* Data items:
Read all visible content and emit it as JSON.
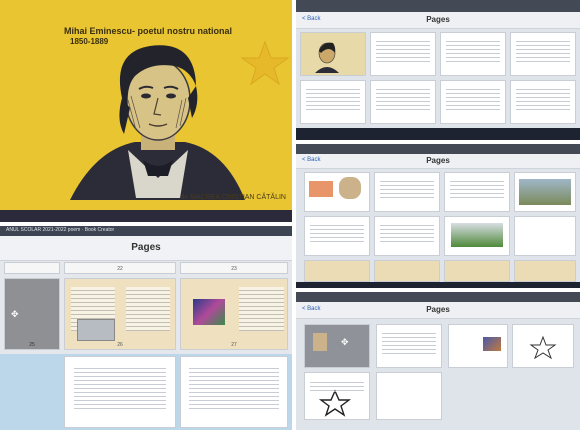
{
  "slide": {
    "title": "Mihai Eminescu- poetul nostru national",
    "years": "1850-1889",
    "author": "de MACREA CRISTIAN CĂTĂLIN",
    "colors": {
      "background": "#e9c531",
      "ink": "#3a2e10"
    }
  },
  "photo2": {
    "back": "< Back",
    "title": "Pages"
  },
  "photo3": {
    "topbar": "ANUL SCOLAR 2021-2022 poem · Book Creator",
    "title": "Pages",
    "top_numbers": [
      "22",
      "23"
    ],
    "bottom_numbers": [
      "25",
      "26",
      "27"
    ]
  },
  "photo4": {
    "back": "< Back",
    "title": "Pages"
  },
  "photo5": {
    "back": "< Back",
    "title": "Pages"
  }
}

* GOAL: Images in the data above are to be skipped. Retype all other material exactly.

* THE OUTPUT:
Read all visible content and emit it as JSON.
{
  "slide": {
    "title": "Mihai Eminescu- poetul nostru national",
    "years": "1850-1889",
    "author": "de MACREA CRISTIAN CĂTĂLIN",
    "colors": {
      "background": "#e9c531",
      "ink": "#3a2e10"
    }
  },
  "photo2": {
    "back": "< Back",
    "title": "Pages"
  },
  "photo3": {
    "topbar": "ANUL SCOLAR 2021-2022 poem · Book Creator",
    "title": "Pages",
    "top_numbers": [
      "22",
      "23"
    ],
    "bottom_numbers": [
      "25",
      "26",
      "27"
    ]
  },
  "photo4": {
    "back": "< Back",
    "title": "Pages"
  },
  "photo5": {
    "back": "< Back",
    "title": "Pages"
  }
}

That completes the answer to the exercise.